• _Extracted material_:
========================================

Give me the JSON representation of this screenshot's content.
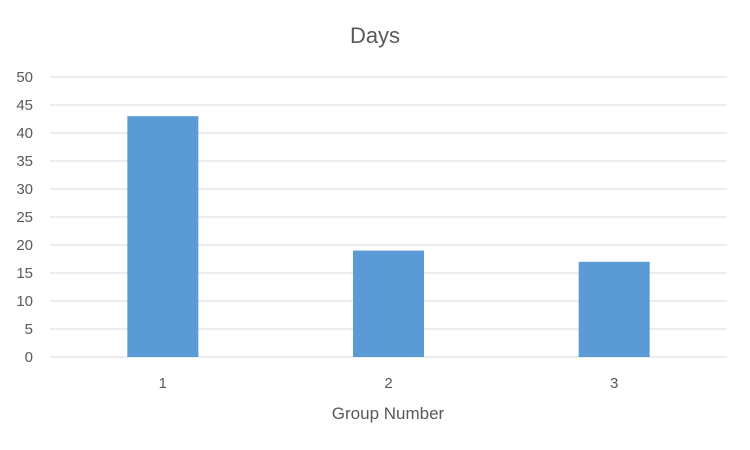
{
  "chart_data": {
    "type": "bar",
    "title": "Days",
    "xlabel": "Group Number",
    "ylabel": "",
    "categories": [
      "1",
      "2",
      "3"
    ],
    "values": [
      43,
      19,
      17
    ],
    "ylim": [
      0,
      50
    ],
    "yticks": [
      "0",
      "5",
      "10",
      "15",
      "20",
      "25",
      "30",
      "35",
      "40",
      "45",
      "50"
    ],
    "grid": true,
    "legend": "none",
    "bar_color": "#5b9bd5"
  }
}
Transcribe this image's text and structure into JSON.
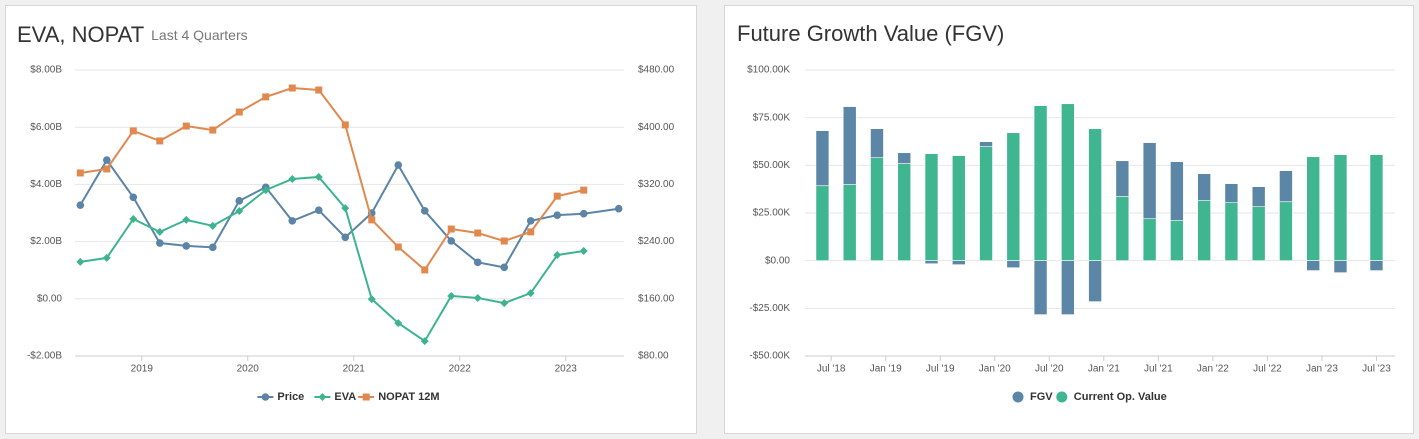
{
  "chart_data": [
    {
      "type": "line",
      "title": "EVA, NOPAT",
      "subtitle": "Last 4 Quarters",
      "x": [
        2018.42,
        2018.67,
        2018.92,
        2019.17,
        2019.42,
        2019.67,
        2019.92,
        2020.17,
        2020.42,
        2020.67,
        2020.92,
        2021.17,
        2021.42,
        2021.67,
        2021.92,
        2022.17,
        2022.42,
        2022.67,
        2022.92,
        2023.17,
        2023.5
      ],
      "xlim": [
        2018.37,
        2023.55
      ],
      "xticks": [
        2019,
        2020,
        2021,
        2022,
        2023
      ],
      "ylim": [
        -2,
        8
      ],
      "yticks": [
        {
          "value": -2,
          "label": "-$2.00B"
        },
        {
          "value": 0,
          "label": "$0.00"
        },
        {
          "value": 2,
          "label": "$2.00B"
        },
        {
          "value": 4,
          "label": "$4.00B"
        },
        {
          "value": 6,
          "label": "$6.00B"
        },
        {
          "value": 8,
          "label": "$8.00B"
        }
      ],
      "y2lim": [
        80,
        480
      ],
      "y2ticks": [
        {
          "value": 80,
          "label": "$80.00"
        },
        {
          "value": 160,
          "label": "$160.00"
        },
        {
          "value": 240,
          "label": "$240.00"
        },
        {
          "value": 320,
          "label": "$320.00"
        },
        {
          "value": 400,
          "label": "$400.00"
        },
        {
          "value": 480,
          "label": "$480.00"
        }
      ],
      "grid": true,
      "series": [
        {
          "name": "Price",
          "color": "#5b84a6",
          "marker": "circle",
          "axis": "y2",
          "values": [
            291,
            354,
            302,
            238,
            234,
            232,
            297,
            316,
            269,
            284,
            246,
            280,
            347,
            283,
            241,
            211,
            204,
            269,
            277,
            279,
            286
          ]
        },
        {
          "name": "EVA",
          "color": "#3db48f",
          "marker": "diamond",
          "values": [
            1.29,
            1.43,
            2.79,
            2.34,
            2.76,
            2.55,
            3.07,
            3.8,
            4.19,
            4.26,
            3.17,
            -0.01,
            -0.85,
            -1.48,
            0.1,
            0.03,
            -0.15,
            0.2,
            1.53,
            1.67,
            null
          ]
        },
        {
          "name": "NOPAT 12M",
          "color": "#e0894f",
          "marker": "square",
          "values": [
            4.4,
            4.54,
            5.87,
            5.52,
            6.04,
            5.9,
            6.53,
            7.06,
            7.37,
            7.3,
            6.08,
            2.76,
            1.81,
            1.01,
            2.44,
            2.3,
            2.02,
            2.34,
            3.59,
            3.8,
            null
          ]
        }
      ]
    },
    {
      "type": "bar",
      "title": "Future Growth Value (FGV)",
      "stacked": true,
      "x": [
        2018.42,
        2018.67,
        2018.92,
        2019.17,
        2019.42,
        2019.67,
        2019.92,
        2020.17,
        2020.42,
        2020.67,
        2020.92,
        2021.17,
        2021.42,
        2021.67,
        2021.92,
        2022.17,
        2022.42,
        2022.67,
        2022.92,
        2023.17,
        2023.5
      ],
      "xlim": [
        2018.26,
        2023.67
      ],
      "xticks": [
        {
          "value": 2018.5,
          "label": "Jul '18"
        },
        {
          "value": 2019,
          "label": "Jan '19"
        },
        {
          "value": 2019.5,
          "label": "Jul '19"
        },
        {
          "value": 2020,
          "label": "Jan '20"
        },
        {
          "value": 2020.5,
          "label": "Jul '20"
        },
        {
          "value": 2021,
          "label": "Jan '21"
        },
        {
          "value": 2021.5,
          "label": "Jul '21"
        },
        {
          "value": 2022,
          "label": "Jan '22"
        },
        {
          "value": 2022.5,
          "label": "Jul '22"
        },
        {
          "value": 2023,
          "label": "Jan '23"
        },
        {
          "value": 2023.5,
          "label": "Jul '23"
        }
      ],
      "ylim": [
        -50,
        100
      ],
      "yticks": [
        {
          "value": -50,
          "label": "-$50.00K"
        },
        {
          "value": -25,
          "label": "-$25.00K"
        },
        {
          "value": 0,
          "label": "$0.00"
        },
        {
          "value": 25,
          "label": "$25.00K"
        },
        {
          "value": 50,
          "label": "$50.00K"
        },
        {
          "value": 75,
          "label": "$75.00K"
        },
        {
          "value": 100,
          "label": "$100.00K"
        }
      ],
      "grid": true,
      "series": [
        {
          "name": "FGV",
          "color": "#5b86a6",
          "values": [
            28.9,
            40.9,
            15.2,
            5.7,
            -1.6,
            -2.1,
            2.6,
            -3.7,
            -28.3,
            -28.3,
            -21.5,
            18.8,
            39.9,
            30.9,
            14.1,
            10,
            10.5,
            16.3,
            -5.2,
            -6.3,
            -5.2
          ]
        },
        {
          "name": "Current Op. Value",
          "color": "#3fb68f",
          "values": [
            39.3,
            39.9,
            54,
            50.9,
            56.1,
            55.1,
            59.8,
            67.1,
            81.3,
            82.3,
            69.2,
            33.6,
            22,
            21,
            31.5,
            30.4,
            28.3,
            30.9,
            54.5,
            55.6,
            55.6
          ]
        }
      ]
    }
  ]
}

========================================

• _Your objective_: Extract the text of all the records above verbatim, excluding pictures.

• _Result of this task_:
Give me the JSON representation of this screenshot's content.
{
  "chart_data": {
    "type": "bar",
    "title": "Days",
    "xlabel": "Group Number",
    "ylabel": "",
    "categories": [
      "1",
      "2",
      "3"
    ],
    "values": [
      43,
      19,
      17
    ],
    "ylim": [
      0,
      50
    ],
    "yticks": [
      "0",
      "5",
      "10",
      "15",
      "20",
      "25",
      "30",
      "35",
      "40",
      "45",
      "50"
    ],
    "grid": true,
    "legend": "none",
    "bar_color": "#5b9bd5"
  }
}
Transcribe this image's text and structure into JSON.
{
  "chart_data": [
    {
      "type": "line",
      "title": "EVA, NOPAT",
      "subtitle": "Last 4 Quarters",
      "x": [
        2018.42,
        2018.67,
        2018.92,
        2019.17,
        2019.42,
        2019.67,
        2019.92,
        2020.17,
        2020.42,
        2020.67,
        2020.92,
        2021.17,
        2021.42,
        2021.67,
        2021.92,
        2022.17,
        2022.42,
        2022.67,
        2022.92,
        2023.17,
        2023.5
      ],
      "xlim": [
        2018.37,
        2023.55
      ],
      "xticks": [
        2019,
        2020,
        2021,
        2022,
        2023
      ],
      "ylim": [
        -2,
        8
      ],
      "yticks": [
        {
          "value": -2,
          "label": "-$2.00B"
        },
        {
          "value": 0,
          "label": "$0.00"
        },
        {
          "value": 2,
          "label": "$2.00B"
        },
        {
          "value": 4,
          "label": "$4.00B"
        },
        {
          "value": 6,
          "label": "$6.00B"
        },
        {
          "value": 8,
          "label": "$8.00B"
        }
      ],
      "y2lim": [
        80,
        480
      ],
      "y2ticks": [
        {
          "value": 80,
          "label": "$80.00"
        },
        {
          "value": 160,
          "label": "$160.00"
        },
        {
          "value": 240,
          "label": "$240.00"
        },
        {
          "value": 320,
          "label": "$320.00"
        },
        {
          "value": 400,
          "label": "$400.00"
        },
        {
          "value": 480,
          "label": "$480.00"
        }
      ],
      "grid": true,
      "series": [
        {
          "name": "Price",
          "color": "#5b84a6",
          "marker": "circle",
          "axis": "y2",
          "values": [
            291,
            354,
            302,
            238,
            234,
            232,
            297,
            316,
            269,
            284,
            246,
            280,
            347,
            283,
            241,
            211,
            204,
            269,
            277,
            279,
            286
          ]
        },
        {
          "name": "EVA",
          "color": "#3db48f",
          "marker": "diamond",
          "values": [
            1.29,
            1.43,
            2.79,
            2.34,
            2.76,
            2.55,
            3.07,
            3.8,
            4.19,
            4.26,
            3.17,
            -0.01,
            -0.85,
            -1.48,
            0.1,
            0.03,
            -0.15,
            0.2,
            1.53,
            1.67,
            null
          ]
        },
        {
          "name": "NOPAT 12M",
          "color": "#e0894f",
          "marker": "square",
          "values": [
            4.4,
            4.54,
            5.87,
            5.52,
            6.04,
            5.9,
            6.53,
            7.06,
            7.37,
            7.3,
            6.08,
            2.76,
            1.81,
            1.01,
            2.44,
            2.3,
            2.02,
            2.34,
            3.59,
            3.8,
            null
          ]
        }
      ]
    },
    {
      "type": "bar",
      "title": "Future Growth Value (FGV)",
      "stacked": true,
      "x": [
        2018.42,
        2018.67,
        2018.92,
        2019.17,
        2019.42,
        2019.67,
        2019.92,
        2020.17,
        2020.42,
        2020.67,
        2020.92,
        2021.17,
        2021.42,
        2021.67,
        2021.92,
        2022.17,
        2022.42,
        2022.67,
        2022.92,
        2023.17,
        2023.5
      ],
      "xlim": [
        2018.26,
        2023.67
      ],
      "xticks": [
        {
          "value": 2018.5,
          "label": "Jul '18"
        },
        {
          "value": 2019,
          "label": "Jan '19"
        },
        {
          "value": 2019.5,
          "label": "Jul '19"
        },
        {
          "value": 2020,
          "label": "Jan '20"
        },
        {
          "value": 2020.5,
          "label": "Jul '20"
        },
        {
          "value": 2021,
          "label": "Jan '21"
        },
        {
          "value": 2021.5,
          "label": "Jul '21"
        },
        {
          "value": 2022,
          "label": "Jan '22"
        },
        {
          "value": 2022.5,
          "label": "Jul '22"
        },
        {
          "value": 2023,
          "label": "Jan '23"
        },
        {
          "value": 2023.5,
          "label": "Jul '23"
        }
      ],
      "ylim": [
        -50,
        100
      ],
      "yticks": [
        {
          "value": -50,
          "label": "-$50.00K"
        },
        {
          "value": -25,
          "label": "-$25.00K"
        },
        {
          "value": 0,
          "label": "$0.00"
        },
        {
          "value": 25,
          "label": "$25.00K"
        },
        {
          "value": 50,
          "label": "$50.00K"
        },
        {
          "value": 75,
          "label": "$75.00K"
        },
        {
          "value": 100,
          "label": "$100.00K"
        }
      ],
      "grid": true,
      "series": [
        {
          "name": "FGV",
          "color": "#5b86a6",
          "values": [
            28.9,
            40.9,
            15.2,
            5.7,
            -1.6,
            -2.1,
            2.6,
            -3.7,
            -28.3,
            -28.3,
            -21.5,
            18.8,
            39.9,
            30.9,
            14.1,
            10,
            10.5,
            16.3,
            -5.2,
            -6.3,
            -5.2
          ]
        },
        {
          "name": "Current Op. Value",
          "color": "#3fb68f",
          "values": [
            39.3,
            39.9,
            54,
            50.9,
            56.1,
            55.1,
            59.8,
            67.1,
            81.3,
            82.3,
            69.2,
            33.6,
            22,
            21,
            31.5,
            30.4,
            28.3,
            30.9,
            54.5,
            55.6,
            55.6
          ]
        }
      ]
    }
  ]
}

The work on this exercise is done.